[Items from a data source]
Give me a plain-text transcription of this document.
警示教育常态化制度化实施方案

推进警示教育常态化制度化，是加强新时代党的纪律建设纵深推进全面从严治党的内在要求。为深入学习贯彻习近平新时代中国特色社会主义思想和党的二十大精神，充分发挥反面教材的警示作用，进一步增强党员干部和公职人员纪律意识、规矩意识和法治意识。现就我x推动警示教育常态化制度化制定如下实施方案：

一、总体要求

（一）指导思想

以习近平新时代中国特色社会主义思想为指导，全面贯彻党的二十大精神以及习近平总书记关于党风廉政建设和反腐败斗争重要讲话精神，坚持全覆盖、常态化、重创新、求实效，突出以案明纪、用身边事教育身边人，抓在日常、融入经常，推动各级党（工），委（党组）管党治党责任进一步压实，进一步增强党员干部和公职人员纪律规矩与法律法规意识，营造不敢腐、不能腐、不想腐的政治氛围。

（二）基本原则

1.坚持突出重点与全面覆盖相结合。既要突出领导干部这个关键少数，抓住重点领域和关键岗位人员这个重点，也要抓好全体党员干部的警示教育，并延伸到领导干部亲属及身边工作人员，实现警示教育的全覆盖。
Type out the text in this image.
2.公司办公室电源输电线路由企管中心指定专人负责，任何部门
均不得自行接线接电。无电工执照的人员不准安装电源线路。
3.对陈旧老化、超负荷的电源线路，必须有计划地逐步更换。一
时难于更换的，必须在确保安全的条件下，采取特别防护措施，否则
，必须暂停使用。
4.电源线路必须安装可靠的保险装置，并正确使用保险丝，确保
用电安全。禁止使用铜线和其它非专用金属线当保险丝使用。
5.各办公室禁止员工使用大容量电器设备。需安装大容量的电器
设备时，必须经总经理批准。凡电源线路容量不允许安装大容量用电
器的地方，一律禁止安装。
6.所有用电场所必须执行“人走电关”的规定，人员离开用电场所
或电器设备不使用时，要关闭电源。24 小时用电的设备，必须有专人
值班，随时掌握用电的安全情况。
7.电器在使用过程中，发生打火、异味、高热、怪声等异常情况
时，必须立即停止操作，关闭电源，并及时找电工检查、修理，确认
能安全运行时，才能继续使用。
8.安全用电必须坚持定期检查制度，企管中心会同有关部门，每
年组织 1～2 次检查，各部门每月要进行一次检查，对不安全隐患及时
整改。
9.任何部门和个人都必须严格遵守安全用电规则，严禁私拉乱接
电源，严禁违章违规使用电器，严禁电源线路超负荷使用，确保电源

Exercise details: In the records above, find each line that holds the word "this"; copy all such lines.

The response:
Give me a plain-text transcription of this document.
Type out the text in this image.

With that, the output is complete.